*Your goal*. Copy each line of the records that contains the word "Goring".

#####

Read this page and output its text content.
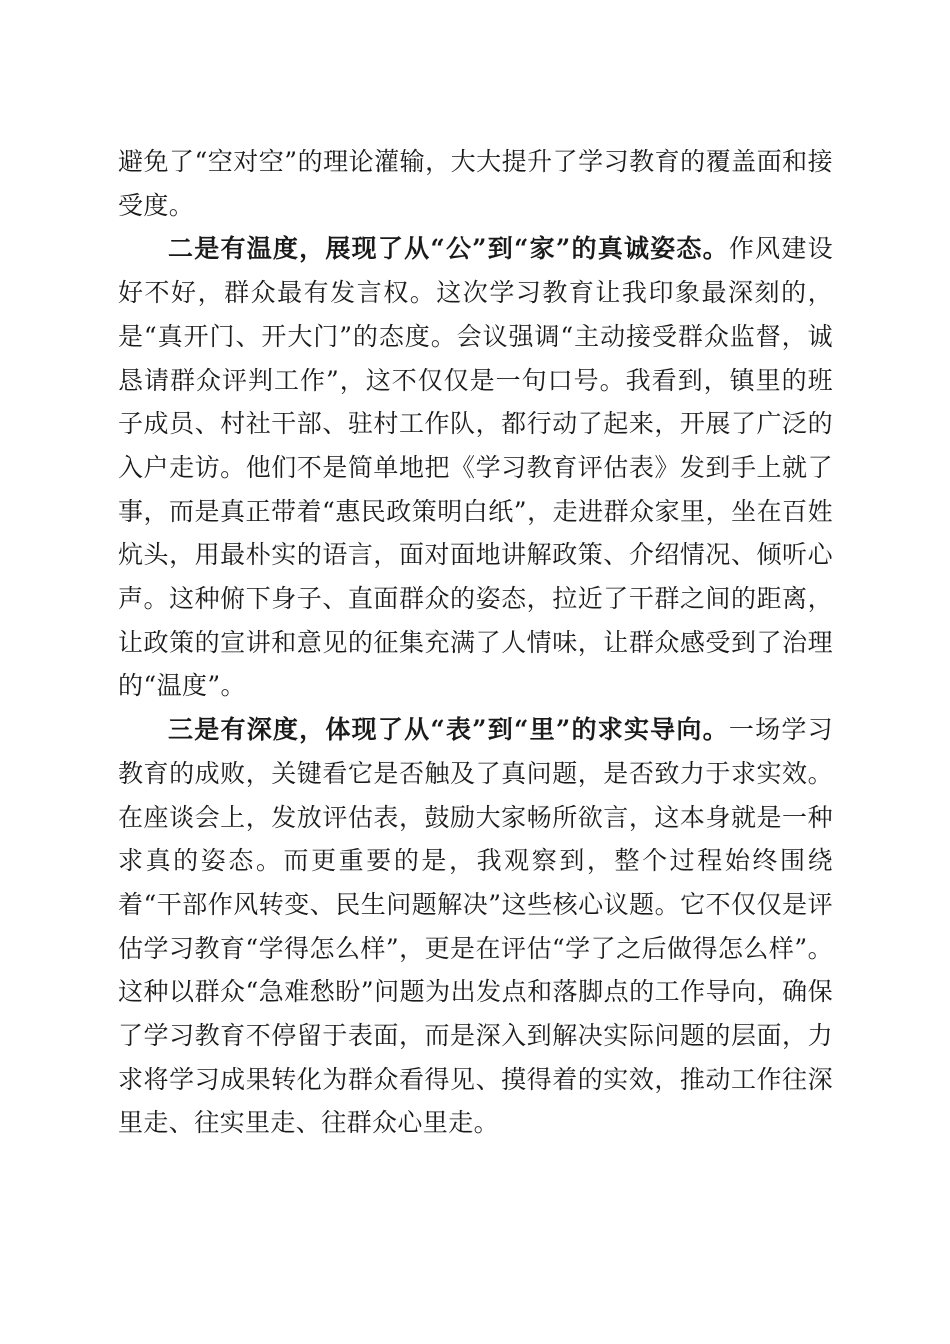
避免了“空对空”的理论灌输，大大提升了学习教育的覆盖面和接受度。

二是有温度，展现了从“公”到“家”的真诚姿态。作风建设好不好，群众最有发言权。这次学习教育让我印象最深刻的，是“真开门、开大门”的态度。会议强调“主动接受群众监督，诚恳请群众评判工作”，这不仅仅是一句口号。我看到，镇里的班子成员、村社干部、驻村工作队，都行动了起来，开展了广泛的入户走访。他们不是简单地把《学习教育评估表》发到手上就了事，而是真正带着“惠民政策明白纸”，走进群众家里，坐在百姓炕头，用最朴实的语言，面对面地讲解政策、介绍情况、倾听心声。这种俯下身子、直面群众的姿态，拉近了干群之间的距离，让政策的宣讲和意见的征集充满了人情味，让群众感受到了治理的“温度”。

三是有深度，体现了从“表”到“里”的求实导向。一场学习教育的成败，关键看它是否触及了真问题，是否致力于求实效。在座谈会上，发放评估表，鼓励大家畅所欲言，这本身就是一种求真的姿态。而更重要的是，我观察到，整个过程始终围绕着“干部作风转变、民生问题解决”这些核心议题。它不仅仅是评估学习教育“学得怎么样”，更是在评估“学了之后做得怎么样”。这种以群众“急难愁盼”问题为出发点和落脚点的工作导向，确保了学习教育不停留于表面，而是深入到解决实际问题的层面，力求将学习成果转化为群众看得见、摸得着的实效，推动工作往深里走、往实里走、往群众心里走。
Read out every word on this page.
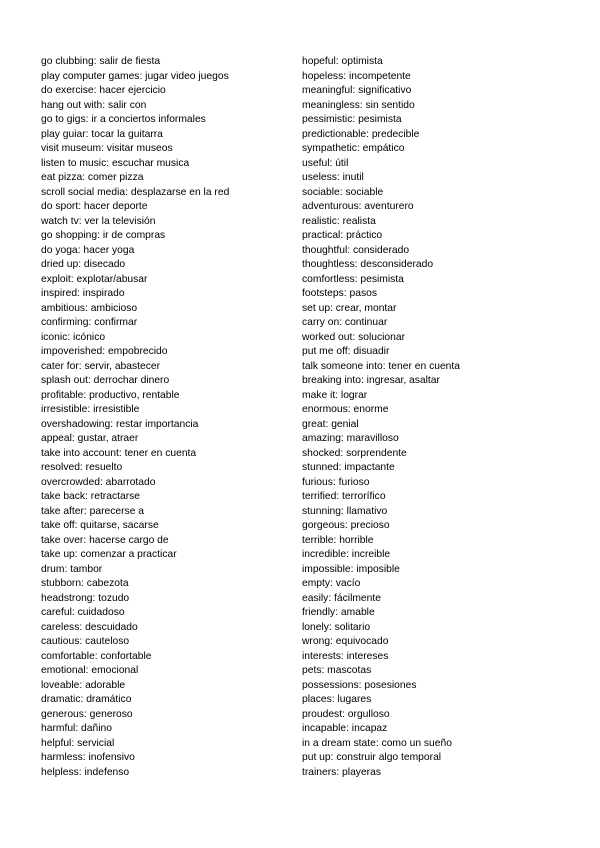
go clubbing: salir de fiesta
play computer games: jugar video juegos
do exercise: hacer ejercicio
hang out with: salir con
go to gigs: ir a conciertos informales
play guiar: tocar la guitarra
visit museum: visitar museos
listen to music: escuchar musica
eat pizza: comer pizza
scroll social media: desplazarse en la red
do sport: hacer deporte
watch tv: ver la televisión
go shopping: ir de compras
do yoga: hacer yoga
dried up: disecado
exploit: explotar/abusar
inspired: inspirado
ambitious: ambicioso
confirming: confirmar
iconic: icónico
impoverished: empobrecido
cater for: servir, abastecer
splash out: derrochar dinero
profitable: productivo, rentable
irresistible: irresistible
overshadowing: restar importancia
appeal: gustar, atraer
take into account: tener en cuenta
resolved: resuelto
overcrowded: abarrotado
take back: retractarse
take after: parecerse a
take off: quitarse, sacarse
take over: hacerse cargo de
take up: comenzar a practicar
drum: tambor
stubborn: cabezota
headstrong: tozudo
careful: cuidadoso
careless: descuidado
cautious: cauteloso
comfortable: confortable
emotional: emocional
loveable: adorable
dramatic: dramático
generous: generoso
harmful: dañino
helpful: servicial
harmless: inofensivo
helpless: indefenso
hopeful: optimista
hopeless: incompetente
meaningful: significativo
meaningless: sin sentido
pessimistic: pesimista
predictionable: predecible
sympathetic: empático
useful: útil
useless: inutil
sociable: sociable
adventurous: aventurero
realistic: realista
practical: práctico
thoughtful: considerado
thoughtless: desconsiderado
comfortless: pesimista
footsteps: pasos
set up: crear, montar
carry on: continuar
worked out: solucionar
put me off: disuadir
talk someone into: tener en cuenta
breaking into: ingresar, asaltar
make it: lograr
enormous: enorme
great: genial
amazing: maravilloso
shocked: sorprendente
stunned: impactante
furious: furioso
terrified: terrorífico
stunning: llamativo
gorgeous: precioso
terrible: horrible
incredible: increible
impossible: imposible
empty: vacío
easily: fácilmente
friendly: amable
lonely: solitario
wrong: equivocado
interests: intereses
pets: mascotas
possessions: posesiones
places: lugares
proudest: orgulloso
incapable: incapaz
in a dream state: como un sueño
put up: construir algo temporal
trainers: playeras
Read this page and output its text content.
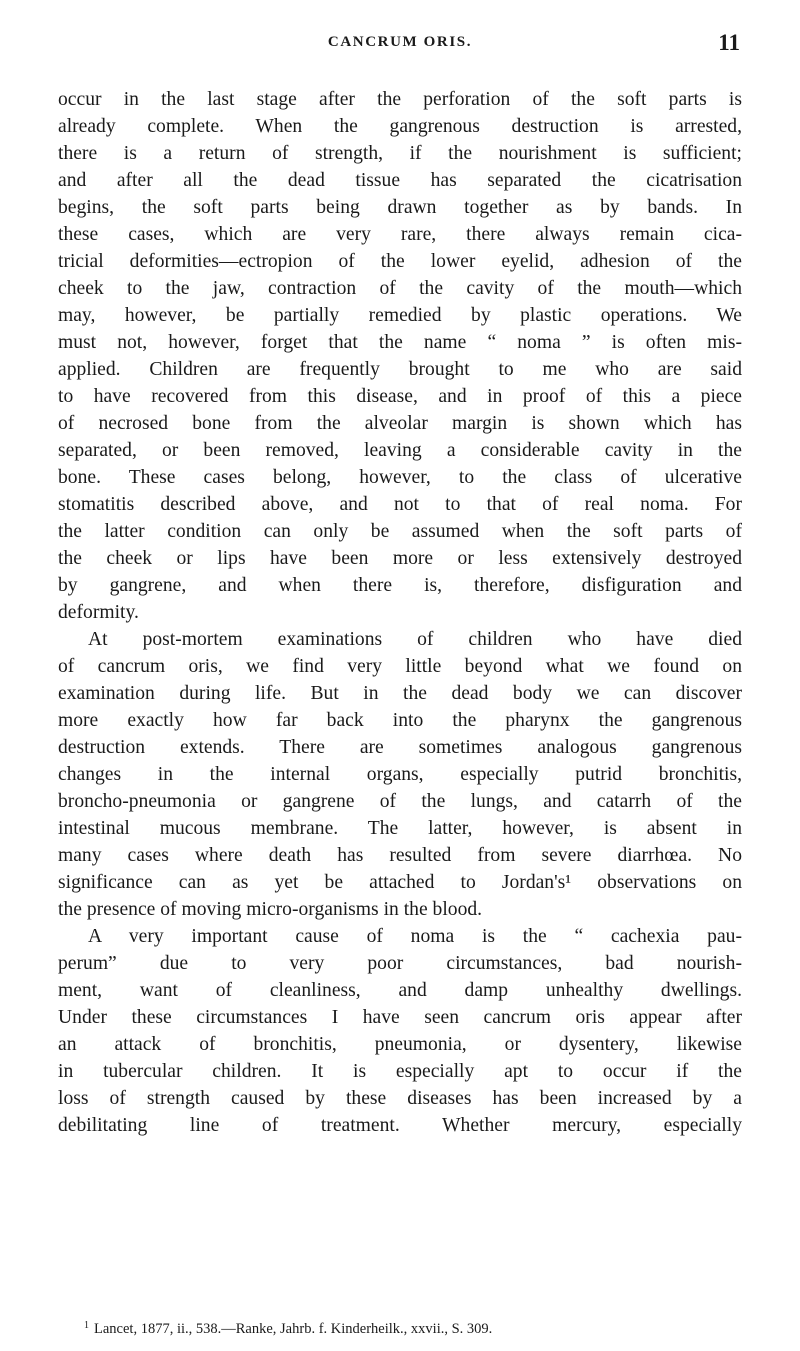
CANCRUM ORIS.	11
occur in the last stage after the perforation of the soft parts is
already complete. When the gangrenous destruction is arrested,
there is a return of strength, if the nourishment is sufficient;
and after all the dead tissue has separated the cicatrisation
begins, the soft parts being drawn together as by bands. In
these cases, which are very rare, there always remain cica-
tricial deformities—ectropion of the lower eyelid, adhesion of the
cheek to the jaw, contraction of the cavity of the mouth—which
may, however, be partially remedied by plastic operations. We
must not, however, forget that the name “ noma ” is often mis-
applied. Children are frequently brought to me who are said
to have recovered from this disease, and in proof of this a piece
of necrosed bone from the alveolar margin is shown which has
separated, or been removed, leaving a considerable cavity in the
bone. These cases belong, however, to the class of ulcerative
stomatitis described above, and not to that of real noma. For
the latter condition can only be assumed when the soft parts of
the cheek or lips have been more or less extensively destroyed
by gangrene, and when there is, therefore, disfiguration and
deformity.
At post-mortem examinations of children who have died
of cancrum oris, we find very little beyond what we found on
examination during life. But in the dead body we can discover
more exactly how far back into the pharynx the gangrenous
destruction extends. There are sometimes analogous gangrenous
changes in the internal organs, especially putrid bronchitis,
broncho-pneumonia or gangrene of the lungs, and catarrh of the
intestinal mucous membrane. The latter, however, is absent in
many cases where death has resulted from severe diarrhœa. No
significance can as yet be attached to Jordan's¹ observations on
the presence of moving micro-organisms in the blood.
A very important cause of noma is the “ cachexia pau-
perum” due to very poor circumstances, bad nourish-
ment, want of cleanliness, and damp unhealthy dwellings.
Under these circumstances I have seen cancrum oris appear after
an attack of bronchitis, pneumonia, or dysentery, likewise
in tubercular children. It is especially apt to occur if the
loss of strength caused by these diseases has been increased by a
debilitating line of treatment. Whether mercury, especially
$^1$ Lancet, 1877, ii., 538.—Ranke, Jahrb. f. Kinderheilk., xxvii., S. 309.
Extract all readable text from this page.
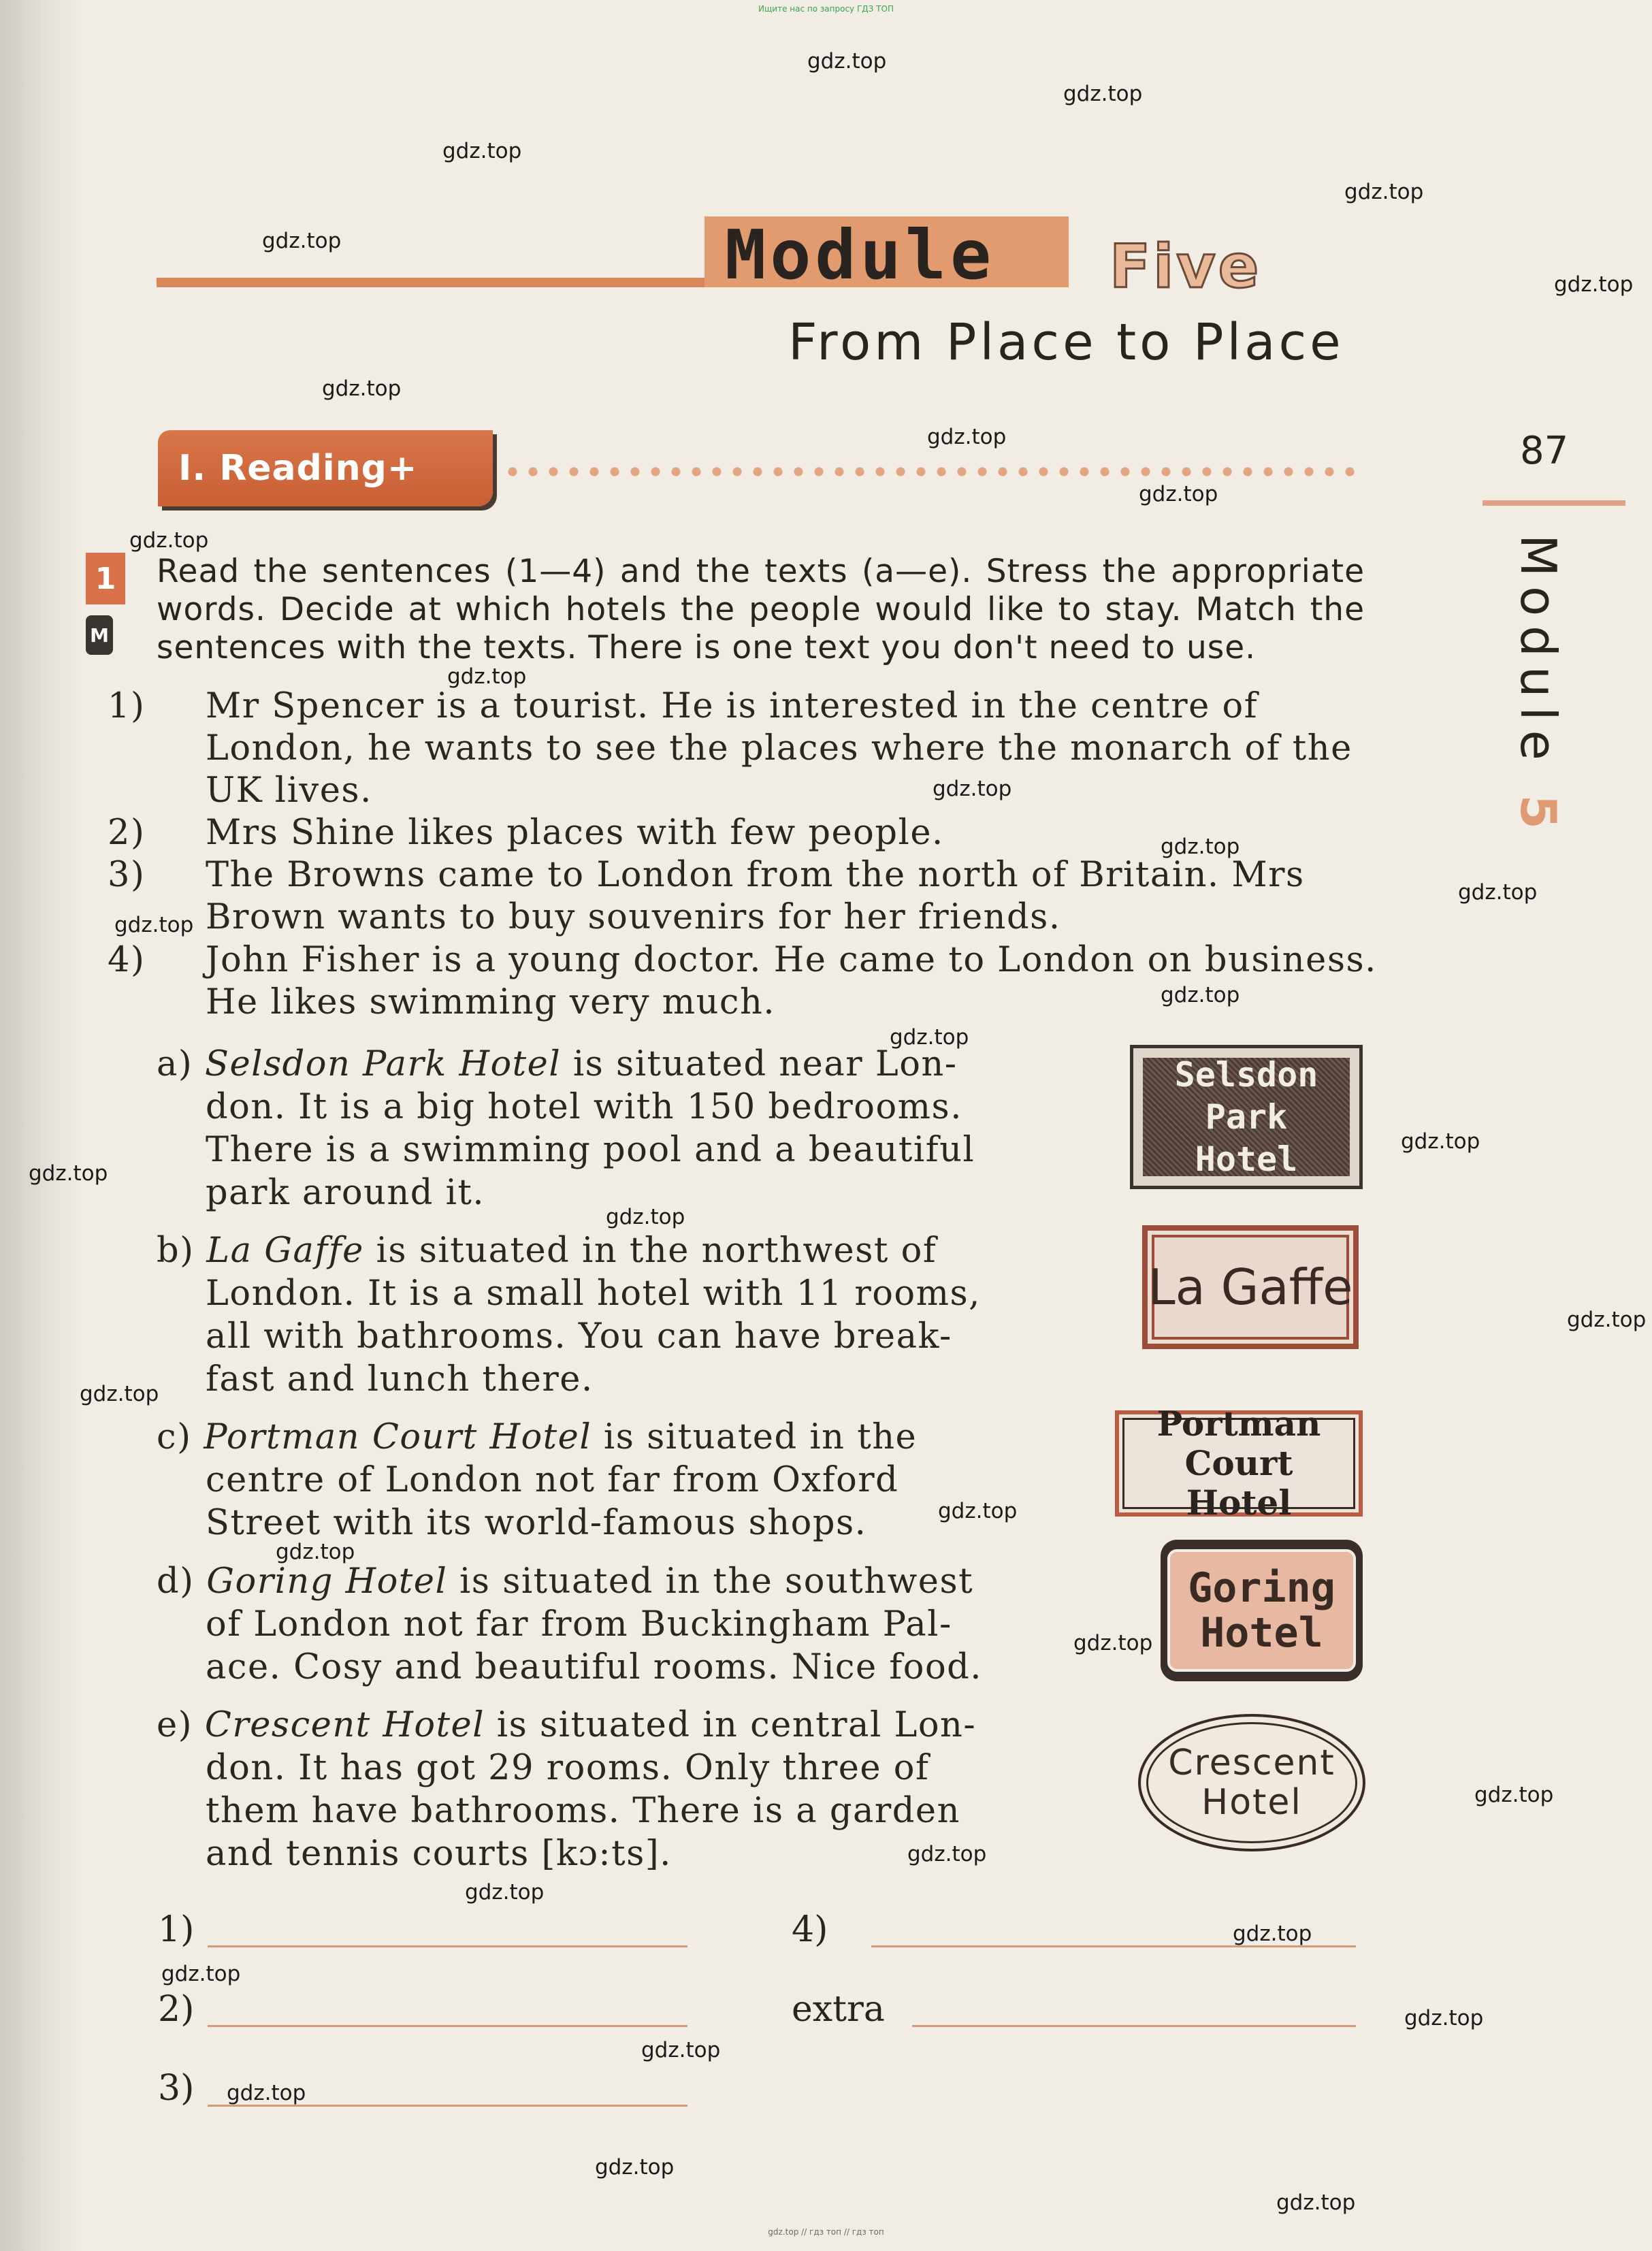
Ищите нас по запросу ГДЗ ТОП
Module Five
From Place to Place
I. Reading+	87
Module 5
1
M
Read the sentences (1—4) and the texts (a—e). Stress the appropriate words. Decide at which hotels the people would like to stay. Match the sentences with the texts. There is one text you don't need to use.
1) Mr Spencer is a tourist. He is interested in the centre of London, he wants to see the places where the monarch of the UK lives.
2) Mrs Shine likes places with few people.
3) The Browns came to London from the north of Britain. Mrs Brown wants to buy souvenirs for her friends.
4) John Fisher is a young doctor. He came to London on business. He likes swimming very much.
a) Selsdon Park Hotel is situated near Lon-
don. It is a big hotel with 150 bedrooms.
There is a swimming pool and a beautiful
park around it.
b) La Gaffe is situated in the northwest of
London. It is a small hotel with 11 rooms,
all with bathrooms. You can have break-
fast and lunch there.
c) Portman Court Hotel is situated in the
centre of London not far from Oxford
Street with its world-famous shops.
d) Goring Hotel is situated in the southwest
of London not far from Buckingham Pal-
ace. Cosy and beautiful rooms. Nice food.
e) Crescent Hotel is situated in central Lon-
don. It has got 29 rooms. Only three of
them have bathrooms. There is a garden
and tennis courts [kɔ:ts].
Selsdon Park
Hotel
La Gaffe
Portman Court
Hotel
Goring
Hotel
Crescent
Hotel
1)
2)
3)
4)
extra
gdz.top
gdz.top
gdz.top
gdz.top
gdz.top
gdz.top
gdz.top
gdz.top
gdz.top
gdz.top
gdz.top
gdz.top
gdz.top
gdz.top
gdz.top
gdz.top
gdz.top
gdz.top
gdz.top
gdz.top
gdz.top
gdz.top
gdz.top
gdz.top
gdz.top
gdz.top
gdz.top
gdz.top
gdz.top
gdz.top
gdz.top
gdz.top
gdz.top
gdz.top
gdz.top
gdz.top // гдз топ // гдз топ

#####

*Result*.
d) Goring Hotel is situated in the southwest
Goring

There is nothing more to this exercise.